В чем прелесть ледяных озер – ты пришел, разгоряченный, и даже не надо уговаривать себя, чтобы плюхнуться в чистейшую воду. Я начинаю резво стаскивать с себя одежду. Суровый Алеша не разрешает лезть сразу:
- Подожди, надо остыть. Иначе заболеем.
- Чувствую себя пятилеткой, которую мама не пускает купаться в море, потому что губы уже синие, - ворчу, но на самом деле приятно: меня удерживают! от купания в ледяной воде! А то бы я бы ух бы! Самооценка повышается, настроение тоже. Алеша открывает купальный день на озере – входит в воду, гребет к концу дерева, красиво плещется в солнечных бликах. Я с завистью смотрю, не выдерживаю и тоже вхожу. Тут же забываю, как дышать, три гребка на глубину – три назад, спасительное дно, и можно медленно, с достоинством выходить. Мол, так и было запланировано, скоростное купание, этакий озерный спринт. В воде тонет оса. Поддеваю ее веточкой, высаживаю на дерево. Рядом муравей. И его спасаю. И еще пяток мошек разного калибра. Не сегодня. Не в такой прекрасный день.
Отдыхаем, смотрим, как по склонившейся над водой пихте бегут отблески. Берег постепенно начинает заполняться людьми. Но деревья растут прямо у воды, поэтому между ними образуются мини-бухточки, и каждая компания немного обособлена.
Повыше нас, в лесу, останавливается большая тургруппа, человек десять. Старший их инструктирует: тут можно попить, перекусить, полчаса на отдых. Мы их не видим, но слышим. Интеллигентный возрастной женский голос командует:
- Евгений, посмотрите две минуты на озеро, пожалуйста. Женщины будут переодеваться.
- Может, это интереснее, чем озеро, - дежурно кокетничает невидимый Евгений.
- Дмитрий в прошлый раз не стал отворачиваться, и ему не понравилось. Так что это в ваших же интересах, - спокойно парирует голос.
Яркая синь неба словно смешалась с зеленью леса, и получился цвет озерной воды. Как мало природных красок в Москве. Как скудна их палитра. Я уже знаю, что нам будет не хватать гор на горизонте, ощущения ледяной озерной воды на коже, и только запах хвои у нас тоже есть – не в городе, на даче.

__Записи данных__
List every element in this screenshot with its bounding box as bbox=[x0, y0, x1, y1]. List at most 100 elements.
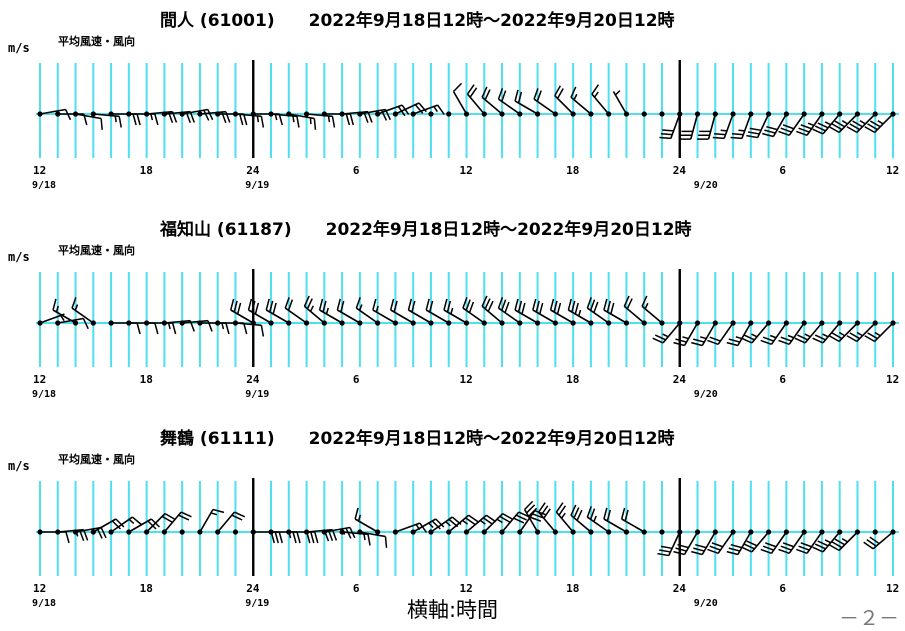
barb-flag bbox=[516, 515, 526, 520]
page-number: －２－ bbox=[839, 602, 899, 631]
barb-half-flag bbox=[860, 121, 865, 124]
barb-flag bbox=[540, 303, 543, 314]
panel-title: 福知山 (61187) 2022年9月18日12時〜2022年9月20日12時 bbox=[159, 219, 692, 240]
barb-flag bbox=[337, 299, 340, 310]
barb-flag bbox=[266, 299, 269, 310]
barb-flag bbox=[764, 130, 775, 133]
barb-half-flag bbox=[211, 513, 217, 515]
barb-flag bbox=[315, 532, 318, 543]
barb-flag bbox=[713, 137, 724, 138]
barb-half-flag bbox=[805, 334, 811, 337]
barb-half-flag bbox=[738, 130, 744, 131]
barb-flag bbox=[662, 130, 673, 131]
barb-flag bbox=[261, 325, 263, 336]
barb-shaft bbox=[454, 91, 467, 114]
barb-flag bbox=[783, 543, 794, 547]
barb-half-flag bbox=[721, 130, 727, 131]
barb-flag bbox=[748, 132, 759, 134]
barb-half-flag bbox=[788, 336, 794, 338]
barb-flag bbox=[119, 116, 121, 127]
barb-flag bbox=[240, 114, 243, 125]
barb-flag bbox=[604, 299, 607, 310]
barb-flag bbox=[627, 299, 632, 309]
barb-flag bbox=[797, 335, 807, 340]
panel-title: 舞鶴 (61111) 2022年9月18日12時〜2022年9月20日12時 bbox=[160, 428, 675, 449]
barb-flag bbox=[179, 515, 189, 520]
wind-panel-1: 間人 (61001)2022年9月18日12時〜2022年9月20日12時m/s… bbox=[8, 10, 899, 191]
barb-flag bbox=[801, 543, 812, 547]
barb-half-flag bbox=[594, 516, 596, 522]
barb-flag bbox=[314, 119, 315, 130]
barb-flag bbox=[426, 299, 429, 310]
barb-flag bbox=[101, 119, 102, 130]
barb-flag bbox=[133, 114, 136, 125]
barb-flag bbox=[714, 134, 725, 135]
station-point bbox=[659, 529, 664, 534]
barb-half-flag bbox=[663, 334, 669, 337]
x-tick-label: 18 bbox=[566, 164, 579, 177]
barb-flag bbox=[488, 301, 493, 311]
x-tick-label: 6 bbox=[353, 373, 360, 386]
period-label: 2022年9月18日12時〜2022年9月20日12時 bbox=[326, 219, 692, 240]
x-date-label: 9/20 bbox=[694, 389, 718, 400]
station-title: 舞鶴 (61111) bbox=[160, 428, 275, 449]
barb-flag bbox=[707, 340, 718, 344]
station-title: 福知山 (61187) bbox=[159, 219, 292, 240]
x-tick-label: 12 bbox=[886, 164, 899, 177]
barb-flag bbox=[815, 126, 825, 131]
barb-flag bbox=[568, 299, 571, 310]
barb-flag bbox=[66, 532, 69, 543]
barb-flag bbox=[815, 335, 825, 340]
barb-flag bbox=[729, 339, 740, 342]
barb-flag bbox=[255, 303, 258, 314]
barb-half-flag bbox=[364, 534, 365, 540]
x-date-label: 9/19 bbox=[245, 180, 269, 191]
barb-half-flag bbox=[434, 106, 437, 111]
x-tick-label: 12 bbox=[33, 373, 46, 386]
barb-flag bbox=[622, 508, 625, 519]
barb-flag bbox=[659, 550, 670, 552]
barb-flag bbox=[454, 83, 462, 91]
barb-flag bbox=[505, 302, 509, 313]
barb-flag bbox=[712, 543, 723, 547]
barb-flag bbox=[249, 299, 252, 310]
barb-flag bbox=[173, 323, 176, 334]
barb-half-flag bbox=[770, 336, 776, 338]
barb-flag bbox=[275, 532, 278, 543]
x-tick-label: 18 bbox=[140, 164, 153, 177]
barb-half-flag bbox=[736, 337, 742, 339]
barb-flag bbox=[515, 299, 518, 310]
x-date-label: 9/18 bbox=[32, 389, 56, 400]
x-tick-label: 12 bbox=[33, 164, 46, 177]
barb-flag bbox=[779, 131, 790, 135]
barb-flag bbox=[368, 534, 370, 545]
barb-half-flag bbox=[823, 334, 829, 337]
barb-flag bbox=[155, 114, 158, 125]
panel-subtitle: 平均風速・風向 bbox=[58, 34, 135, 48]
barb-flag bbox=[707, 549, 718, 553]
barb-flag bbox=[796, 131, 807, 135]
barb-half-flag bbox=[842, 539, 847, 542]
barb-flag bbox=[470, 302, 474, 313]
x-tick-label: 12 bbox=[886, 373, 899, 386]
period-label: 2022年9月18日12時〜2022年9月20日12時 bbox=[309, 428, 675, 449]
barb-flag bbox=[261, 116, 263, 127]
barb-half-flag bbox=[327, 308, 329, 314]
x-tick-label: 24 bbox=[246, 164, 260, 177]
station-point bbox=[642, 111, 647, 116]
x-date-label: 9/19 bbox=[245, 389, 269, 400]
barb-flag bbox=[297, 532, 300, 543]
barb-flag bbox=[533, 299, 536, 310]
barb-flag bbox=[693, 339, 704, 342]
barb-flag bbox=[137, 114, 140, 125]
barb-flag bbox=[514, 518, 524, 523]
barb-flag bbox=[783, 125, 794, 129]
barb-flag bbox=[744, 544, 754, 549]
barb-flag bbox=[311, 532, 314, 543]
barb-flag bbox=[297, 116, 299, 127]
station-point bbox=[446, 111, 451, 116]
barb-half-flag bbox=[328, 116, 329, 122]
barb-flag bbox=[744, 335, 754, 340]
barb-flag bbox=[551, 299, 554, 310]
barb-flag bbox=[408, 299, 411, 310]
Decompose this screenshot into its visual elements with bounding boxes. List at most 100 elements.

__Задание 1__
Пожалуйста, измените отрывок текста про ледяное озеро от «- Может, это» до «городе, на даче.», поставив «Глубокая» вместо «Яркая», и приведите этот отрывок целиком.
__Задание 2__
Продолжите текст про ледяное озеро, начиная сразу после его последнего предложения.
Материал здесь никакой роли не играет.

__Ответ 1__
- Может, это интереснее, чем озеро, - дежурно кокетничает невидимый Евгений.
- Дмитрий в прошлый раз не стал отворачиваться, и ему не понравилось. Так что это в ваших же интересах, - спокойно парирует голос.
Глубокая синь неба словно смешалась с зеленью леса, и получился цвет озерной воды. Как мало природных красок в Москве. Как скудна их палитра. Я уже знаю, что нам будет не хватать гор на горизонте, ощущения ледяной озерной воды на коже, и только запах хвои у нас тоже есть – не в городе, на даче.

__Ответ 2__
На берегу, чуть поодаль, между тем, разворачивается целая спасительная операция. Несколько человек на сапах выплывают к дальнему краю озера и начинают с досок всматриваться в дно. Периодически перекрикиваются с теми, кто остался на берегу. Из этих публичных диалогов мы, да и все окружающие, узнают, что некто накануне утопил в озере коптер. И сейчас с поверхности пытаются найти его. Учитывая, что глубина озера приличная, метров восемь-девять, это можно считать тестом на прозрачность воды. Неужели найдут? Очень хочется, чтобы у них все получилось.
Мы заходим второй раз. Вода все такая же холодная, привыкания – ноль. Но рядом ребята лет шестнадцати нашу купальную эстафету подхватывают и затевают прыжки с камня.
- Нашел! – кричит парень с одного сапа. – Он, бедный, винтами вниз упал! Сам бы точно не поднялся!
Как они будут его доставать? На такую глубину не нырнешь.
С берега к нему отчаливает резиновая лодка с черной фигуркой. Водолаз?
Народа становится все больше. Это уже без нас: массовые гуляния не относятся к нашему любимому времяпрепровождению. Собираем рюкзаки, идем к тропе. Путь как раз мимо группы коптероспасателей: сапбордисты затаскивают доски на сушу, рядом лежат запасные баллоны с кислородом для акваланга, большая бухта веревки и много рюкзаков. В резинке аквалангист готовится к спуску. Все продуманно и серьезно. Эти – достанут. Если уж все снаряжение сюда затащили на себе, упорства им не занимать.
На обратном пути заглядываем на второе озеро. Не впечатляет. Самое синее из всех, но менее камерное, чем первое, и при этом более зажатое, чем третье. Малоудачный переходный вариант.
Там почти пусто: все успели перетечь к следующим озерам: несколько компаний на берегу не в счет.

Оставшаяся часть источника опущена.